- DO THIS:
Determine how many lines in the entries below include "value". The reply should be that number and nothing else.

Data items:
▶

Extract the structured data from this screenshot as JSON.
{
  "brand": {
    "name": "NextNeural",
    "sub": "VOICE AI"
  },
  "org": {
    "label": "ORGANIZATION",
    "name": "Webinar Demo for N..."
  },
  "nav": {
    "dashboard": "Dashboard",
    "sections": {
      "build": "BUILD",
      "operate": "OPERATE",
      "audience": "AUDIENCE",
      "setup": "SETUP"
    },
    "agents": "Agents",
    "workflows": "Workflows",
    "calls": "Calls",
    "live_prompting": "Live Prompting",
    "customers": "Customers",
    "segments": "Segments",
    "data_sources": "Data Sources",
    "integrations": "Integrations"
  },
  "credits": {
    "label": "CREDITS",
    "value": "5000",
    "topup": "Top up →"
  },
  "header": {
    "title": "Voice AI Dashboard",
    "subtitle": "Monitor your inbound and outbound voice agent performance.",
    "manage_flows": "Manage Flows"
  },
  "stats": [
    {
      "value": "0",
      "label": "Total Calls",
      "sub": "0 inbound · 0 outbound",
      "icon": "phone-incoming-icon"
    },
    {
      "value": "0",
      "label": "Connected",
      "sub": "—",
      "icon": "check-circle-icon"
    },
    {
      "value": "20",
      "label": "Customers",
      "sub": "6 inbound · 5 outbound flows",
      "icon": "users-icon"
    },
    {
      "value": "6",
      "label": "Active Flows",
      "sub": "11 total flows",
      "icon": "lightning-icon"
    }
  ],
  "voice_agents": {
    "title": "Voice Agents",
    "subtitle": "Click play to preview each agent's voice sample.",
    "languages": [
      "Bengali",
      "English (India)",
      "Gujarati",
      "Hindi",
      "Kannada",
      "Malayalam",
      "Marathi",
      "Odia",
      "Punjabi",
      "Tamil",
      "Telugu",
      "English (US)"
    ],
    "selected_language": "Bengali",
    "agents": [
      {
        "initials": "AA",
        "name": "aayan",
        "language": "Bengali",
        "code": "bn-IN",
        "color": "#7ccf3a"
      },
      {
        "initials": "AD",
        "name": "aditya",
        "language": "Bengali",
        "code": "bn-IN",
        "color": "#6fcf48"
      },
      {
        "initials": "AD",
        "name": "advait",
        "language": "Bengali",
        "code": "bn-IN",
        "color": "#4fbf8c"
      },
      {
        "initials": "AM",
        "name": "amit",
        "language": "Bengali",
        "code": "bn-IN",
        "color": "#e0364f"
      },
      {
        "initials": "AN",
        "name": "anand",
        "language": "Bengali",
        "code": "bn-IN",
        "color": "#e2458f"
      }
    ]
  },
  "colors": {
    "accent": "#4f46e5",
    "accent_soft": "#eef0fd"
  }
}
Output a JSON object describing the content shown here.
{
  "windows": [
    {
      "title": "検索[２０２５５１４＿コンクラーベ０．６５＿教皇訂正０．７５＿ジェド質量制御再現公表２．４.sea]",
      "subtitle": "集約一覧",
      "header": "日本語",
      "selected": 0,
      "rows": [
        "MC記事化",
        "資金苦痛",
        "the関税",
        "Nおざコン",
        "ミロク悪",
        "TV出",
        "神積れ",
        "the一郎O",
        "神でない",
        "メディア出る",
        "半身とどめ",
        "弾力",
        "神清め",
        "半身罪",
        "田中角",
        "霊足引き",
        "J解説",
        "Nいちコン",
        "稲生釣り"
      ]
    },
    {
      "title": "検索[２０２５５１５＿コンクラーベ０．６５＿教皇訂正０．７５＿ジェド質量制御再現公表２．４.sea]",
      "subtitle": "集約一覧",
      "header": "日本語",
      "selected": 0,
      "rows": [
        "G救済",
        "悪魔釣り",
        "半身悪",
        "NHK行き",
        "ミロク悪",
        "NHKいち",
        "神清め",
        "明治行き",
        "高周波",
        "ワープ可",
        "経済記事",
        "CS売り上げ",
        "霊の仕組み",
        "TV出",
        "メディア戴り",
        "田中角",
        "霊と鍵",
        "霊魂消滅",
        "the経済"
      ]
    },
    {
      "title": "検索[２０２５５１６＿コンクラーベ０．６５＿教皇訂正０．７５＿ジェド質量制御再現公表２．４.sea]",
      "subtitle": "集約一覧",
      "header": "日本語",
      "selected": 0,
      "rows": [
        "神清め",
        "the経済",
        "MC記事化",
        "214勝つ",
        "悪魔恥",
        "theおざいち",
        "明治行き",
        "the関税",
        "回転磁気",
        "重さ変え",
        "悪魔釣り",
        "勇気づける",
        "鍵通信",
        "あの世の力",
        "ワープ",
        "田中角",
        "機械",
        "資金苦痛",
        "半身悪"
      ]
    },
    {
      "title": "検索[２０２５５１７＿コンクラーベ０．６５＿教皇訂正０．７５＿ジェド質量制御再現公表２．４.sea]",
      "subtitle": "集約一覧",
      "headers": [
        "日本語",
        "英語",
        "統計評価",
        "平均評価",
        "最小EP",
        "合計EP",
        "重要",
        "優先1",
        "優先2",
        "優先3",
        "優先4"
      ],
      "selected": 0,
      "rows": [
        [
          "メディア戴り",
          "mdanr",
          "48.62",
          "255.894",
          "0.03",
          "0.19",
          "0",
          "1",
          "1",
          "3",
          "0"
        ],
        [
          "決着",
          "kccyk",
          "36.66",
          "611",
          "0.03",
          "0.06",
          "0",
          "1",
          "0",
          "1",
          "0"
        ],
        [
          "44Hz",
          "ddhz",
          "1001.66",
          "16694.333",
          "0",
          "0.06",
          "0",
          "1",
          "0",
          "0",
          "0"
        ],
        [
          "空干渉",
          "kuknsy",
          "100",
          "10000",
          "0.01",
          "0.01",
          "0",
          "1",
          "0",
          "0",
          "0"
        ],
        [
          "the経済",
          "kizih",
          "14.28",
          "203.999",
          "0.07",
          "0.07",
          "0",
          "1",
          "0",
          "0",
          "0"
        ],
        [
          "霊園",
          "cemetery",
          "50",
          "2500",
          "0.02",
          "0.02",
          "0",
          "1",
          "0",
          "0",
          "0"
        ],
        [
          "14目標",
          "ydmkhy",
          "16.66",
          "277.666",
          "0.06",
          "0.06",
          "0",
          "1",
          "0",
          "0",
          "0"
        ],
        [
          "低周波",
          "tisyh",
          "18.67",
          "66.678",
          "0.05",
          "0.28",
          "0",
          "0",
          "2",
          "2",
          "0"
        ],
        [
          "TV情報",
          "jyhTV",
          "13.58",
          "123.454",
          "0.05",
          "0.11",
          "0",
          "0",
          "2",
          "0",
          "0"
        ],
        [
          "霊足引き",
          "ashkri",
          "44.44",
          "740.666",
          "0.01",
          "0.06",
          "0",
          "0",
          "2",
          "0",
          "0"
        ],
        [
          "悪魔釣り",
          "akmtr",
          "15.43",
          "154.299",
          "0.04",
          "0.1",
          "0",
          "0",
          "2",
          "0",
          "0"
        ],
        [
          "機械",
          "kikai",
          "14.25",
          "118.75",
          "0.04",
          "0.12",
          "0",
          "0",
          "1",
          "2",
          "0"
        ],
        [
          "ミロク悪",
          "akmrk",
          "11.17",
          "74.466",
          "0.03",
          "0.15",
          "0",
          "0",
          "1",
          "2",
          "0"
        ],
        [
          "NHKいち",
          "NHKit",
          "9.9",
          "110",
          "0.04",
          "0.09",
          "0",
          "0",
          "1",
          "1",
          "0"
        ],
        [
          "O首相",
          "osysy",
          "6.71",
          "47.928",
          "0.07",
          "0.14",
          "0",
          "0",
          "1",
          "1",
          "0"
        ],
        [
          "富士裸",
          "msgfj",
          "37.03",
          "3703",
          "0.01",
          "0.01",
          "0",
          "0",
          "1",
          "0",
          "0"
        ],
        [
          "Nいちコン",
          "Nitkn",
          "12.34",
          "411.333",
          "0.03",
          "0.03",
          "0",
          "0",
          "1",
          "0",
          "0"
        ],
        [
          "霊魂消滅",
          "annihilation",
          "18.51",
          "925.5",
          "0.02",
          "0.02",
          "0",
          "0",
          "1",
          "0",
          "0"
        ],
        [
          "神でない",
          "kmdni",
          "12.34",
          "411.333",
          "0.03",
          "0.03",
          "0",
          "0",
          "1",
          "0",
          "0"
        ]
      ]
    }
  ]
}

◀

- EXERCISE RESULT:
5